* _INSTRUCTIONS TO FOLLOW_
For the material that follows, list every line containing the word "Assistant".

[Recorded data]
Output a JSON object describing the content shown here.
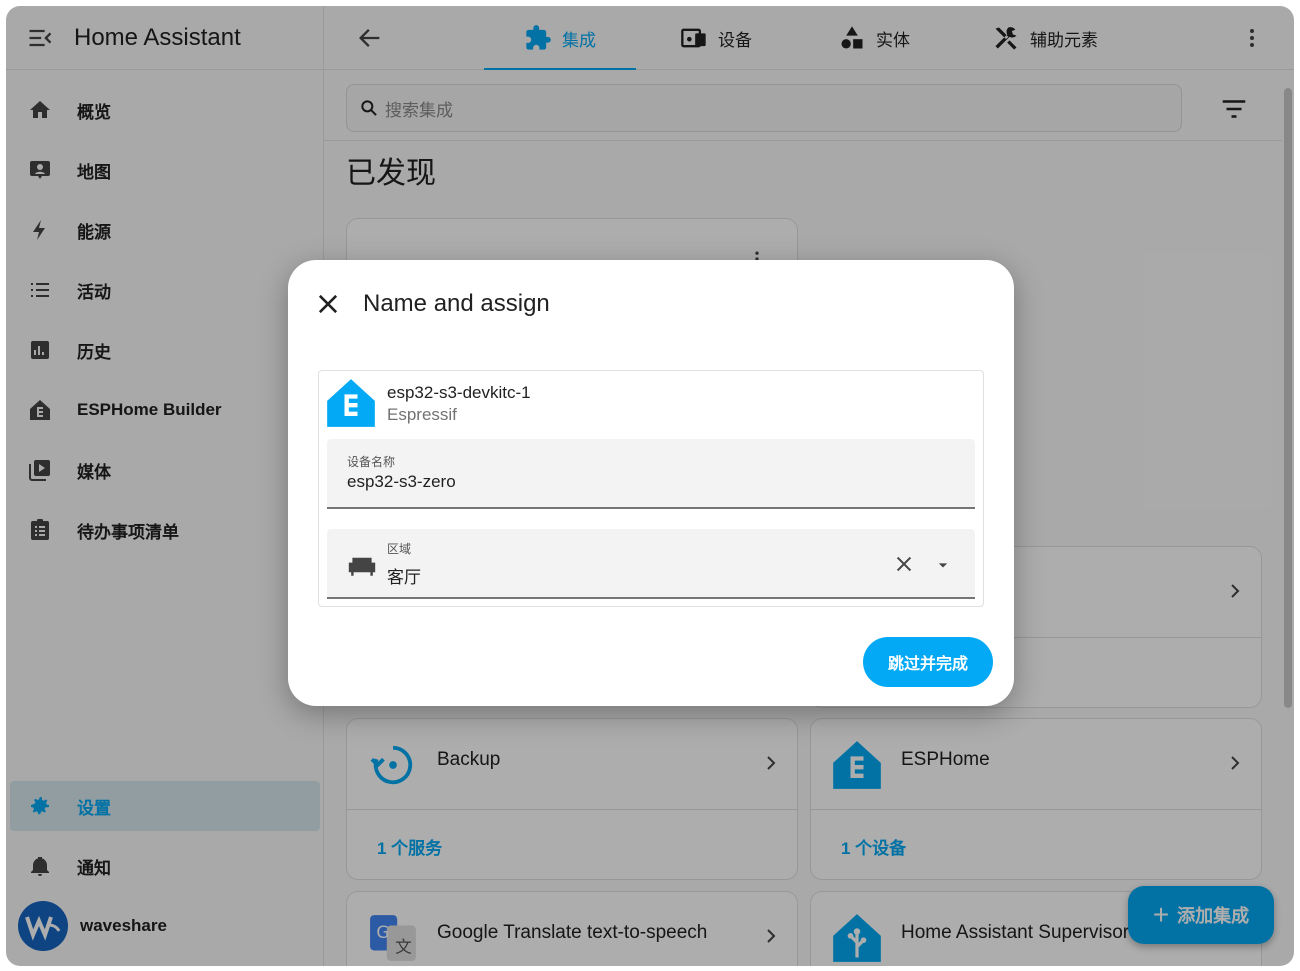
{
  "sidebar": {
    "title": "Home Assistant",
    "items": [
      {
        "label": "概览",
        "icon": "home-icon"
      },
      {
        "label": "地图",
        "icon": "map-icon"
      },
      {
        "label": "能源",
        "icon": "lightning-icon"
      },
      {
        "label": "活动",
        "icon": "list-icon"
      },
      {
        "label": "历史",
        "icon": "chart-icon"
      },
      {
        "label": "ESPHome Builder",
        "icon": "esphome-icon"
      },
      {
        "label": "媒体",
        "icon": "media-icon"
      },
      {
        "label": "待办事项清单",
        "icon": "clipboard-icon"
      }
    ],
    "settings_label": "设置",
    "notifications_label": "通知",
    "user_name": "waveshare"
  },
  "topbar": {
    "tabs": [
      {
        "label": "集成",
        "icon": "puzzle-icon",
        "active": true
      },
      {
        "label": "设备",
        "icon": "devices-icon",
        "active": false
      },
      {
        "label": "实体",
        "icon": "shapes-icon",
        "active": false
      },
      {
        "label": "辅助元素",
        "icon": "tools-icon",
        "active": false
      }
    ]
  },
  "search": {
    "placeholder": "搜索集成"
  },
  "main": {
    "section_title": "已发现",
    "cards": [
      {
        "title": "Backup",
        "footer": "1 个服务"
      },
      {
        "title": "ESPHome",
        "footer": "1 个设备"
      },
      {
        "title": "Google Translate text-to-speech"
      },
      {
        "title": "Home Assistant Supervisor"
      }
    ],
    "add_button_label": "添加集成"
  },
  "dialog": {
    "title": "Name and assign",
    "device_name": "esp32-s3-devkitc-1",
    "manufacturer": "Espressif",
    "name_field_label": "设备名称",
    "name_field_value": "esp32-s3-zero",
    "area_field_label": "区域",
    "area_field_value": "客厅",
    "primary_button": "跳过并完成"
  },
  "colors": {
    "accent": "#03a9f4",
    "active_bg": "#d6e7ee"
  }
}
---
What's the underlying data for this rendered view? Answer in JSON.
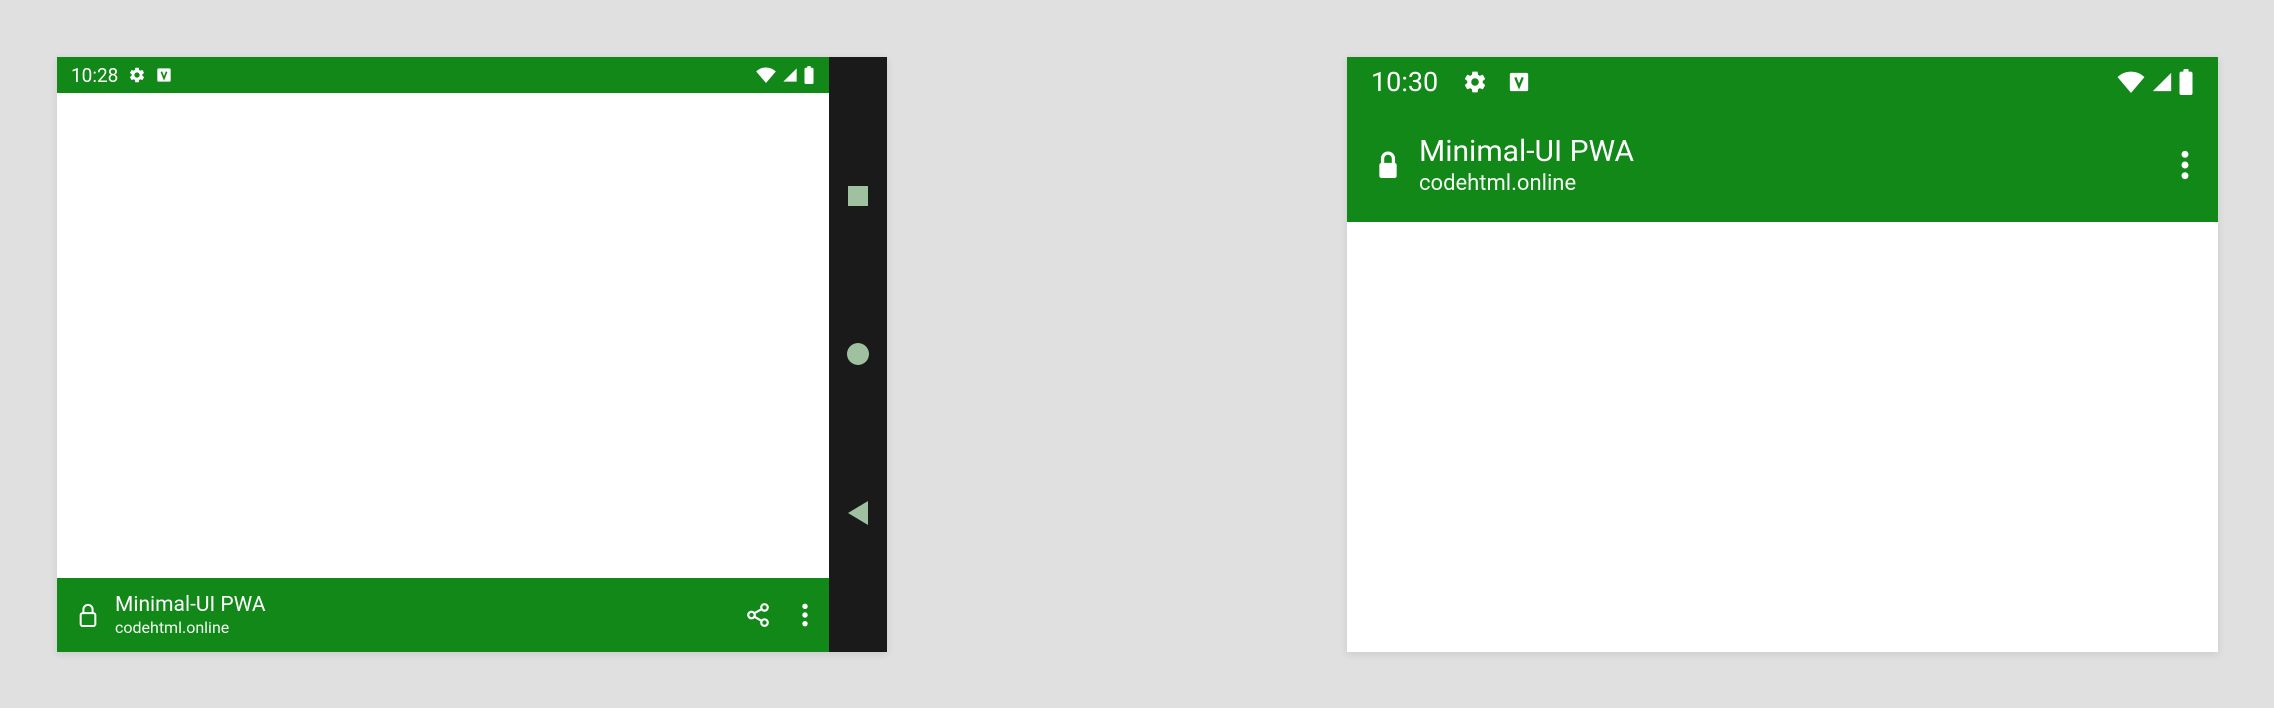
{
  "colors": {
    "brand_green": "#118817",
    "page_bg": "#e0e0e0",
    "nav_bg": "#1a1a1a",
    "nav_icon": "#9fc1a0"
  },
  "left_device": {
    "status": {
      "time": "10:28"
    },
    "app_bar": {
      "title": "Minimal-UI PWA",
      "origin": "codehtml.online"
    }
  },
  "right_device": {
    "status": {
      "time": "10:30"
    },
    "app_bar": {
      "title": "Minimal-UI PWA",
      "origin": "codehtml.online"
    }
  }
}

* _ANSWER TO THE EXERCISE_
    "title": "Home Assistant",
        "title": "Home Assistant Supervisor"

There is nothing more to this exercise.